Page extract:
# Slicing the bacon



## dacdots (Jan 2, 2006)

Well I made it almost all the way through before my new slicer bit the dust.


----------



## chipotlepat (Jan 2, 2006)

Looks Good Look on ebay in you can get a good Globle or hobart slicer they both worked good for me.


----------



## heidi (Jan 3, 2006)

Wow, Your bacon looks wonderful. Great job!! Heidi


----------



## willkat98 (Jan 4, 2006)

Now that, is alot of bacon.


----------



## brianj517 (Jan 4, 2006)

:shock: WOW!!! With all that beautiful bacon, the possibilities are absolutely limitless!! I'm imagining a veritable food orgy...ABT's...bacon wrapped fatties...Bacon wrapped scallops...bacon & tenderloin... 

Heck, who was it that said nothing goes better with pork...than more pork?!? ( Chi Bill, maybe)...

Baconbaconbaconbaconbaconbaconbaconbaconbacon.....  . :mrgreen: 

Cheers,
Brian


----------



## Dutch (Jan 5, 2006)

Dave, If your very, very careful, you can always slice the rest by hand!! :shock: 

(Dutch is now making a VERY hasty retreat!!) :mrgreen:

You could just freeze the rest and finish slicing it when the new slicer comes in.


----------



## dacdots (Jan 5, 2006)

Yes Dutch I sliced it by hand,it was a bit thick but Ive ate thick sliced before and I kinda like it.I only had bout four poinds left to slice anyway.


----------



## Dutch (Jan 6, 2006)

Dave, I prefer the thicker slices meownself. Especially for Bacon, tamaters and spinich sammiches (don't care much for that iceberg lettuce but that's what the Bride buys :roll: )


----------



## heidi (Jan 7, 2006)

I wanted to say thank you for my new background on my computer. (Your pic of all the bacon) Looks so yummy!! Heidi


----------



## dacdots (Jan 7, 2006)

Heidi Im honored,you know my wfe thinks we are all lunatics to be so absorbed in working with meat.The thing is she enjoys the eating part the best.


----------



## cheech (Jan 13, 2006)

Couldn't you chop it up and make bacon bits out of it rather than run the risk of injuring your fingers?


----------

Task to complete:
In the bacon-slicing thread, what does Dutch suggest doing with the rest of the bacon until the new slicer arrives? The lines that come after the bacon-slicing thread are separate material.

Data lines:
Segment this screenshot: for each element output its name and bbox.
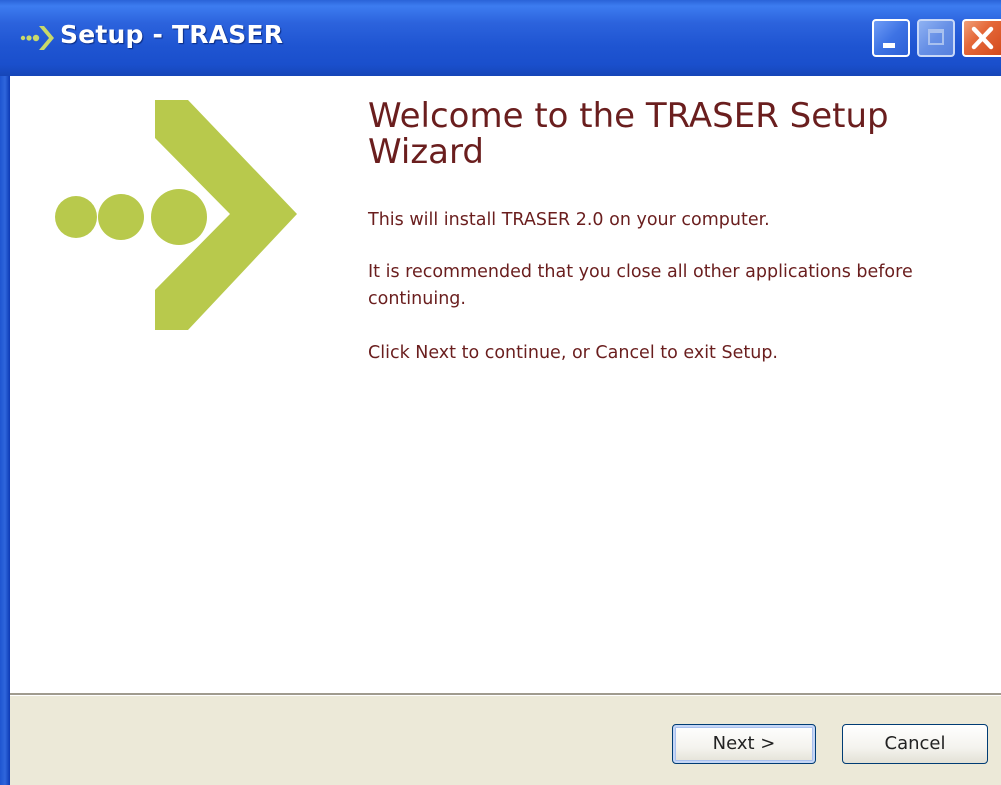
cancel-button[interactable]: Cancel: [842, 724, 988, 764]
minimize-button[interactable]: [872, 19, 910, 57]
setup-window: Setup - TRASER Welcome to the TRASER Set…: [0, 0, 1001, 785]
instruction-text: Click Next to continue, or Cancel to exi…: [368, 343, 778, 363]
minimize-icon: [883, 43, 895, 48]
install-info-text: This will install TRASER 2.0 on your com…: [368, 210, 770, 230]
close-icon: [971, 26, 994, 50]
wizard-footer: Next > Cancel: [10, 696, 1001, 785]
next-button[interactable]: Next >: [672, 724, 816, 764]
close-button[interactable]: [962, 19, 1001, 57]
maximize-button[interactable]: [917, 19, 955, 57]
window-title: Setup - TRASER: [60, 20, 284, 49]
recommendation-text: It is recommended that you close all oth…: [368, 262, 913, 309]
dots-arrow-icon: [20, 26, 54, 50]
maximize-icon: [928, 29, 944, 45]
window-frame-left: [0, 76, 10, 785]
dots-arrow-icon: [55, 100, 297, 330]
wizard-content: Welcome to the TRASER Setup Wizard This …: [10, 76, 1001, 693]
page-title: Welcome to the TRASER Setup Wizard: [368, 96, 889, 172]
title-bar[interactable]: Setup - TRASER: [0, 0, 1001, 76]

Answer below:
He suggests freezing the rest and finishing the slicing when the new slicer comes in.